## SUPPLIED DATA

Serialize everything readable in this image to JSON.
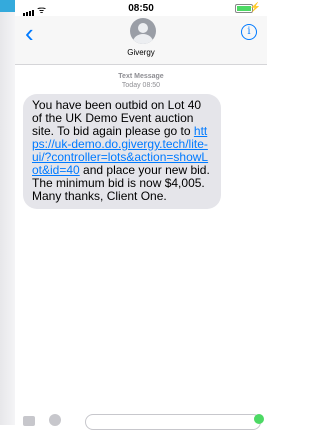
{
  "status_bar": {
    "time": "08:50"
  },
  "header": {
    "contact_name": "Givergy",
    "info_symbol": "i",
    "back_symbol": "‹"
  },
  "thread": {
    "kind": "Text Message",
    "day": "Today",
    "time": "08:50",
    "message": {
      "text_before": "You have been outbid on Lot 40 of the UK Demo Event auction site. To bid again please go to ",
      "link": "https://uk-demo.do.givergy.tech/lite-ui/?controller=lots&action=showLot&id=40",
      "text_after": " and place your new bid. The minimum bid is now $4,005. Many thanks, Client One."
    }
  },
  "colors": {
    "accent": "#007aff",
    "bubble": "#e5e5ea",
    "battery": "#4cd964"
  }
}
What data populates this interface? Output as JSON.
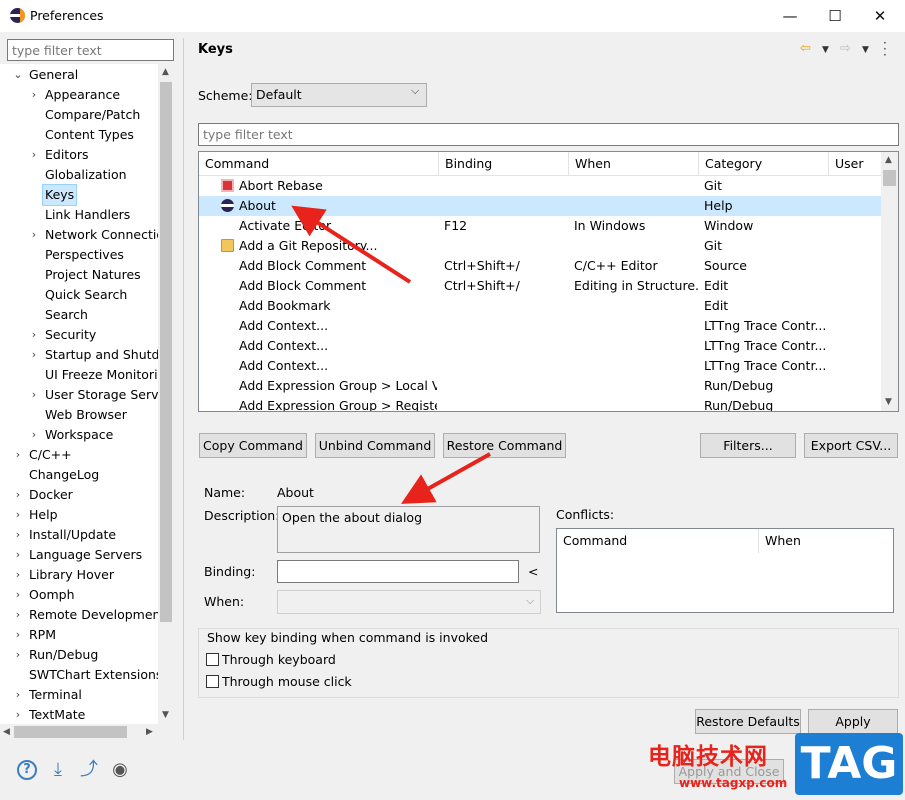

## REQUIREMENTS
Give the entries again word for word, but skip the pictures.

## FINISHED EXERCISE
Serialize everything readable in this image to JSON.
{
  "status_bar": {
    "time": "08:50"
  },
  "header": {
    "contact_name": "Givergy",
    "info_symbol": "i",
    "back_symbol": "‹"
  },
  "thread": {
    "kind": "Text Message",
    "day": "Today",
    "time": "08:50",
    "message": {
      "text_before": "You have been outbid on Lot 40 of the UK Demo Event auction site. To bid again please go to ",
      "link": "https://uk-demo.do.givergy.tech/lite-ui/?controller=lots&action=showLot&id=40",
      "text_after": " and place your new bid. The minimum bid is now $4,005. Many thanks, Client One."
    }
  },
  "colors": {
    "accent": "#007aff",
    "bubble": "#e5e5ea",
    "battery": "#4cd964"
  }
}
What data populates this interface? Output as JSON.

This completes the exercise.